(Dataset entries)
-------
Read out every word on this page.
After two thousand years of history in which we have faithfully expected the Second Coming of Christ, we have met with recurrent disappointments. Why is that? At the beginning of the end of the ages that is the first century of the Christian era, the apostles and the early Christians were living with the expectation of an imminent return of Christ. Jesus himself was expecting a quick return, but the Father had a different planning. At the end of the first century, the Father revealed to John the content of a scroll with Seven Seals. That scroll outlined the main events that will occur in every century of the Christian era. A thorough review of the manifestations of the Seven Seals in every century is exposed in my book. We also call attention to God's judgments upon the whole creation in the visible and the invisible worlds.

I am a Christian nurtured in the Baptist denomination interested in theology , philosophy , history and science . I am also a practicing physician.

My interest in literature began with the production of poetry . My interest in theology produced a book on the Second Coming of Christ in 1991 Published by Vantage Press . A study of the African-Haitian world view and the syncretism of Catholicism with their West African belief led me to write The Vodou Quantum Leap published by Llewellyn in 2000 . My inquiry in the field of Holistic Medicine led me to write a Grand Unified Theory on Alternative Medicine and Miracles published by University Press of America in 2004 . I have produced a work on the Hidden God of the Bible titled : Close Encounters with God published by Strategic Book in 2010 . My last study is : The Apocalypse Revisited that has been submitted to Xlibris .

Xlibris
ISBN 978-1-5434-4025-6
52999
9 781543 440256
-------
Every line above needs to be retyped exactly.

Read out every word on this page.
After two thousand years of history in which we have faithfully expected the Second Coming of Christ, we have met with recurrent disappointments. Why is that? At the beginning of the end of the ages that is the first century of the Christian era, the apostles and the early Christians were living with the expectation of an imminent return of Christ. Jesus himself was expecting a quick return, but the Father had a different planning. At the end of the first century, the Father revealed to John the content of a scroll with Seven Seals. That scroll outlined the main events that will occur in every century of the Christian era. A thorough review of the manifestations of the Seven Seals in every century is exposed in my book. We also call attention to God's judgments upon the whole creation in the visible and the invisible worlds.

I am a Christian nurtured in the Baptist denomination interested in theology , philosophy , history and science . I am also a practicing physician.

My interest in literature began with the production of poetry . My interest in theology produced a book on the Second Coming of Christ in 1991 Published by Vantage Press . A study of the African-Haitian world view and the syncretism of Catholicism with their West African belief led me to write The Vodou Quantum Leap published by Llewellyn in 2000 . My inquiry in the field of Holistic Medicine led me to write a Grand Unified Theory on Alternative Medicine and Miracles published by University Press of America in 2004 . I have produced a work on the Hidden God of the Bible titled : Close Encounters with God published by Strategic Book in 2010 . My last study is : The Apocalypse Revisited that has been submitted to Xlibris .

Xlibris
ISBN 978-1-5434-4025-6
52999
9 781543 440256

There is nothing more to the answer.